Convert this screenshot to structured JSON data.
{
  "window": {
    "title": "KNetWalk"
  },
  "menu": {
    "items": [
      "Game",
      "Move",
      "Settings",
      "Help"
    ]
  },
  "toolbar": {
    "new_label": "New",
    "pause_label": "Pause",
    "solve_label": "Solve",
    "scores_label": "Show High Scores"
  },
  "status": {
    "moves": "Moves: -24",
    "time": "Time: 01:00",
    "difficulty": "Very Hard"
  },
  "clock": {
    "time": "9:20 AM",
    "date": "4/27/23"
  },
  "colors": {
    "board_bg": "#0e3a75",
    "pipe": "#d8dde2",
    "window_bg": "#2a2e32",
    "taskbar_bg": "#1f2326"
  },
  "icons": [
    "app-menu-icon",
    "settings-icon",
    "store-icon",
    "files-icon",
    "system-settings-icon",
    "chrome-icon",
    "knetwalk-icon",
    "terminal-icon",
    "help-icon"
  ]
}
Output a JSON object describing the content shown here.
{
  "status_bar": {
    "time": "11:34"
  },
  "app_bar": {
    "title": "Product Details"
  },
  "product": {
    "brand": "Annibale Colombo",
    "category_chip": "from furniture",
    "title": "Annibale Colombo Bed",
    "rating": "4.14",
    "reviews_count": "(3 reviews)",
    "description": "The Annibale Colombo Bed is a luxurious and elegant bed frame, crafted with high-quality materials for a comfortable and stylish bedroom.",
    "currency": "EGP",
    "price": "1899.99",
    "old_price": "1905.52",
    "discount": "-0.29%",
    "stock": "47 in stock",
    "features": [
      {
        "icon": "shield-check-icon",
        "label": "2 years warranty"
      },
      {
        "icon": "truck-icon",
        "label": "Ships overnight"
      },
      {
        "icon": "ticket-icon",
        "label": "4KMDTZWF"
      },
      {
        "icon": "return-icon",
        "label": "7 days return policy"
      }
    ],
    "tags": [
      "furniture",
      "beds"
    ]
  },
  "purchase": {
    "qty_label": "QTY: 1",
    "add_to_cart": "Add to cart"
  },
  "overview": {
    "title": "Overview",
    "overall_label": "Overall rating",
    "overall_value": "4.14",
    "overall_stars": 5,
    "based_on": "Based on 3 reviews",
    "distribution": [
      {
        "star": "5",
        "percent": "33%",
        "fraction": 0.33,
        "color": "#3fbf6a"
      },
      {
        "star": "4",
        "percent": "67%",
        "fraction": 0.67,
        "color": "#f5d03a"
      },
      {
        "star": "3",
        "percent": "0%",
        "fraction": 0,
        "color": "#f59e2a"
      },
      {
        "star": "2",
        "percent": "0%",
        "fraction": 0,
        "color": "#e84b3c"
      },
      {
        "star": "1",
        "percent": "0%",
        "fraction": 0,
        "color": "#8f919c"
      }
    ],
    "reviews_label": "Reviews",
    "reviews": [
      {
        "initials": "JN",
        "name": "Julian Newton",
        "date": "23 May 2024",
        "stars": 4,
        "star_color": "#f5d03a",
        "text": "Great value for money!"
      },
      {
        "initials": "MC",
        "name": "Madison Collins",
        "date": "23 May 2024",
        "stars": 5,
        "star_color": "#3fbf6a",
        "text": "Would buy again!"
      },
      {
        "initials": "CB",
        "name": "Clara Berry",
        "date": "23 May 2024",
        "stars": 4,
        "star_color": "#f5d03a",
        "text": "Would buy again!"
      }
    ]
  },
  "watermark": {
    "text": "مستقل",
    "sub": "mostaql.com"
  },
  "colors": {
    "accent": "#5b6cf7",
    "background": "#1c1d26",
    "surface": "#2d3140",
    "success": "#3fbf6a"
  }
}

┄┄┄┄┄┄

### Task brief
Copy down the material exactly as written.

### Worked answer
Convert this screenshot to structured JSON data.
{
  "window": {
    "title": "KNetWalk"
  },
  "menu": {
    "items": [
      "Game",
      "Move",
      "Settings",
      "Help"
    ]
  },
  "toolbar": {
    "new_label": "New",
    "pause_label": "Pause",
    "solve_label": "Solve",
    "scores_label": "Show High Scores"
  },
  "status": {
    "moves": "Moves: -24",
    "time": "Time: 01:00",
    "difficulty": "Very Hard"
  },
  "clock": {
    "time": "9:20 AM",
    "date": "4/27/23"
  },
  "colors": {
    "board_bg": "#0e3a75",
    "pipe": "#d8dde2",
    "window_bg": "#2a2e32",
    "taskbar_bg": "#1f2326"
  },
  "icons": [
    "app-menu-icon",
    "settings-icon",
    "store-icon",
    "files-icon",
    "system-settings-icon",
    "chrome-icon",
    "knetwalk-icon",
    "terminal-icon",
    "help-icon"
  ]
}
Output a JSON object describing the content shown here.
{
  "status_bar": {
    "time": "11:34"
  },
  "app_bar": {
    "title": "Product Details"
  },
  "product": {
    "brand": "Annibale Colombo",
    "category_chip": "from furniture",
    "title": "Annibale Colombo Bed",
    "rating": "4.14",
    "reviews_count": "(3 reviews)",
    "description": "The Annibale Colombo Bed is a luxurious and elegant bed frame, crafted with high-quality materials for a comfortable and stylish bedroom.",
    "currency": "EGP",
    "price": "1899.99",
    "old_price": "1905.52",
    "discount": "-0.29%",
    "stock": "47 in stock",
    "features": [
      {
        "icon": "shield-check-icon",
        "label": "2 years warranty"
      },
      {
        "icon": "truck-icon",
        "label": "Ships overnight"
      },
      {
        "icon": "ticket-icon",
        "label": "4KMDTZWF"
      },
      {
        "icon": "return-icon",
        "label": "7 days return policy"
      }
    ],
    "tags": [
      "furniture",
      "beds"
    ]
  },
  "purchase": {
    "qty_label": "QTY: 1",
    "add_to_cart": "Add to cart"
  },
  "overview": {
    "title": "Overview",
    "overall_label": "Overall rating",
    "overall_value": "4.14",
    "overall_stars": 5,
    "based_on": "Based on 3 reviews",
    "distribution": [
      {
        "star": "5",
        "percent": "33%",
        "fraction": 0.33,
        "color": "#3fbf6a"
      },
      {
        "star": "4",
        "percent": "67%",
        "fraction": 0.67,
        "color": "#f5d03a"
      },
      {
        "star": "3",
        "percent": "0%",
        "fraction": 0,
        "color": "#f59e2a"
      },
      {
        "star": "2",
        "percent": "0%",
        "fraction": 0,
        "color": "#e84b3c"
      },
      {
        "star": "1",
        "percent": "0%",
        "fraction": 0,
        "color": "#8f919c"
      }
    ],
    "reviews_label": "Reviews",
    "reviews": [
      {
        "initials": "JN",
        "name": "Julian Newton",
        "date": "23 May 2024",
        "stars": 4,
        "star_color": "#f5d03a",
        "text": "Great value for money!"
      },
      {
        "initials": "MC",
        "name": "Madison Collins",
        "date": "23 May 2024",
        "stars": 5,
        "star_color": "#3fbf6a",
        "text": "Would buy again!"
      },
      {
        "initials": "CB",
        "name": "Clara Berry",
        "date": "23 May 2024",
        "stars": 4,
        "star_color": "#f5d03a",
        "text": "Would buy again!"
      }
    ]
  },
  "watermark": {
    "text": "مستقل",
    "sub": "mostaql.com"
  },
  "colors": {
    "accent": "#5b6cf7",
    "background": "#1c1d26",
    "surface": "#2d3140",
    "success": "#3fbf6a"
  }
}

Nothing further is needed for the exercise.